### What you should do
Without the pictures, reproduce the records that follow exactly.

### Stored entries
================

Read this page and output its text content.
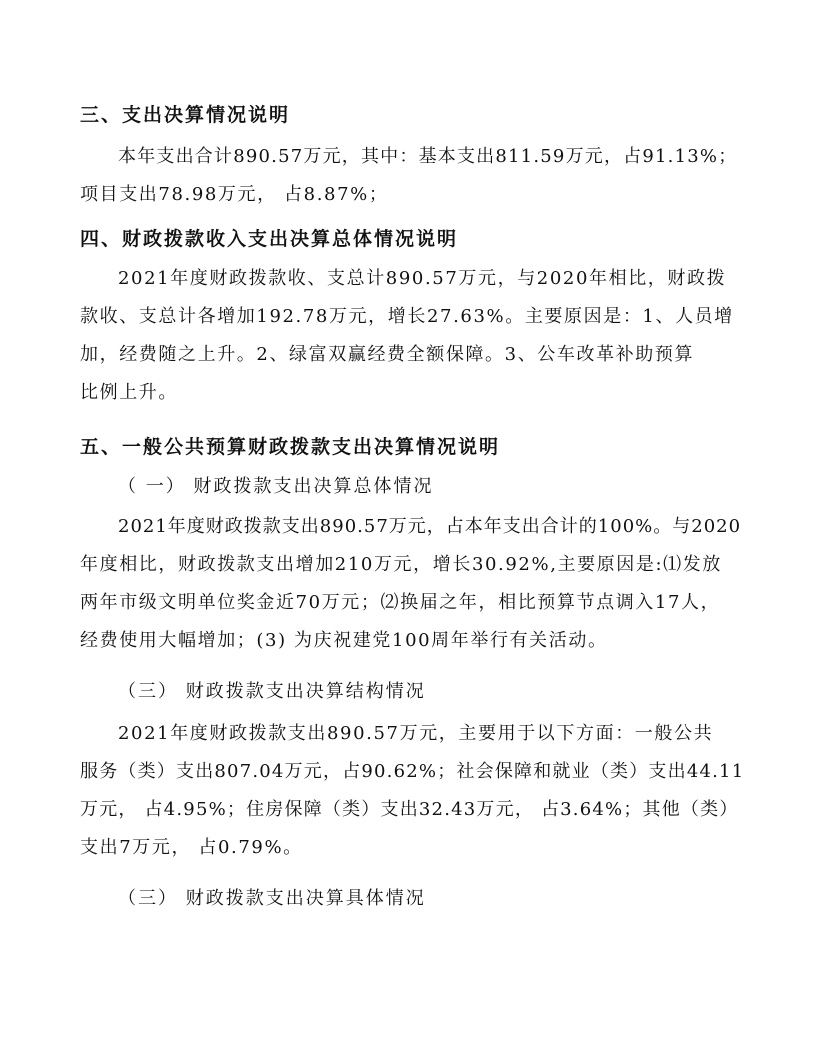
三、支出决算情况说明
本年支出合计890.57万元，其中：基本支出811.59万元，占91.13%；
项目支出78.98万元， 占8.87%；
四、财政拨款收入支出决算总体情况说明
2021年度财政拨款收、支总计890.57万元，与2020年相比，财政拨
款收、支总计各增加192.78万元，增长27.63%。主要原因是：1、人员增
加，经费随之上升。2、绿富双赢经费全额保障。3、公车改革补助预算
比例上升。
五、一般公共预算财政拨款支出决算情况说明
（ 一） 财政拨款支出决算总体情况
2021年度财政拨款支出890.57万元，占本年支出合计的100%。与2020
年度相比，财政拨款支出增加210万元，增长30.92%,主要原因是:⑴发放
两年市级文明单位奖金近70万元；⑵换届之年，相比预算节点调入17人，
经费使用大幅增加；(3) 为庆祝建党100周年举行有关活动。
（三） 财政拨款支出决算结构情况
2021年度财政拨款支出890.57万元，主要用于以下方面：一般公共
服务（类）支出807.04万元，占90.62%；社会保障和就业（类）支出44.11
万元， 占4.95%；住房保障（类）支出32.43万元， 占3.64%；其他（类）
支出7万元， 占0.79%。
（三） 财政拨款支出决算具体情况
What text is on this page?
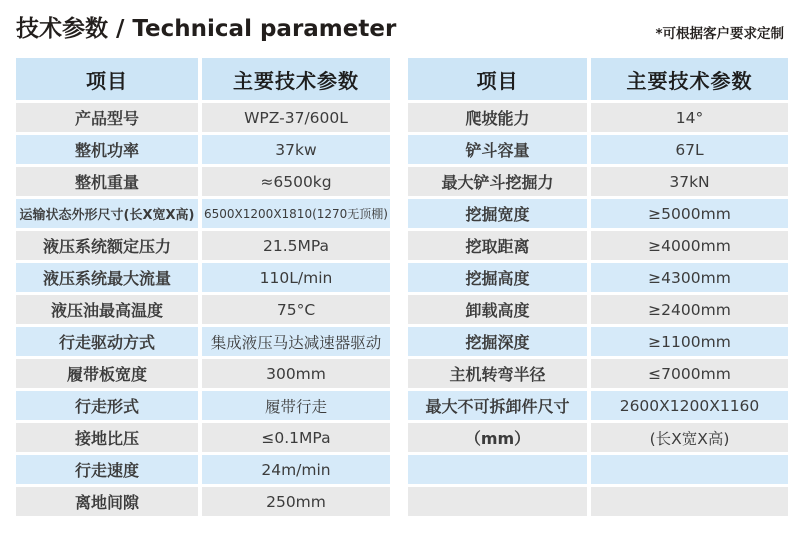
技术参数 / Technical parameter	*可根据客户要求定制
项目	主要技术参数
产品型号	WPZ-37/600L
整机功率	37kw
整机重量	≈6500kg
运输状态外形尺寸(长X宽X高) 6500X1200X1810(1270无顶棚)
液压系统额定压力	21.5MPa
液压系统最大流量	110L/min
液压油最高温度	75°C
行走驱动方式	集成液压马达减速器驱动
履带板宽度	300mm
行走形式	履带行走
接地比压	≤0.1MPa
行走速度	24m/min
离地间隙	250mm
项目	主要技术参数
爬坡能力	14°
铲斗容量	67L
最大铲斗挖掘力	37kN
挖掘宽度	≥5000mm
挖取距离	≥4000mm
挖掘高度	≥4300mm
卸载高度	≥2400mm
挖掘深度	≥1100mm
主机转弯半径	≤7000mm
最大不可拆卸件尺寸	2600X1200X1160
（mm）	(长X宽X高)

================

### Written answer
Read this page and output its text content.
三、支出决算情况说明
本年支出合计890.57万元，其中：基本支出811.59万元，占91.13%；
项目支出78.98万元， 占8.87%；
四、财政拨款收入支出决算总体情况说明
2021年度财政拨款收、支总计890.57万元，与2020年相比，财政拨
款收、支总计各增加192.78万元，增长27.63%。主要原因是：1、人员增
加，经费随之上升。2、绿富双赢经费全额保障。3、公车改革补助预算
比例上升。
五、一般公共预算财政拨款支出决算情况说明
（ 一） 财政拨款支出决算总体情况
2021年度财政拨款支出890.57万元，占本年支出合计的100%。与2020
年度相比，财政拨款支出增加210万元，增长30.92%,主要原因是:⑴发放
两年市级文明单位奖金近70万元；⑵换届之年，相比预算节点调入17人，
经费使用大幅增加；(3) 为庆祝建党100周年举行有关活动。
（三） 财政拨款支出决算结构情况
2021年度财政拨款支出890.57万元，主要用于以下方面：一般公共
服务（类）支出807.04万元，占90.62%；社会保障和就业（类）支出44.11
万元， 占4.95%；住房保障（类）支出32.43万元， 占3.64%；其他（类）
支出7万元， 占0.79%。
（三） 财政拨款支出决算具体情况
What text is on this page?
技术参数 / Technical parameter	*可根据客户要求定制
项目	主要技术参数
产品型号	WPZ-37/600L
整机功率	37kw
整机重量	≈6500kg
运输状态外形尺寸(长X宽X高) 6500X1200X1810(1270无顶棚)
液压系统额定压力	21.5MPa
液压系统最大流量	110L/min
液压油最高温度	75°C
行走驱动方式	集成液压马达减速器驱动
履带板宽度	300mm
行走形式	履带行走
接地比压	≤0.1MPa
行走速度	24m/min
离地间隙	250mm
项目	主要技术参数
爬坡能力	14°
铲斗容量	67L
最大铲斗挖掘力	37kN
挖掘宽度	≥5000mm
挖取距离	≥4000mm
挖掘高度	≥4300mm
卸载高度	≥2400mm
挖掘深度	≥1100mm
主机转弯半径	≤7000mm
最大不可拆卸件尺寸	2600X1200X1160
（mm）	(长X宽X高)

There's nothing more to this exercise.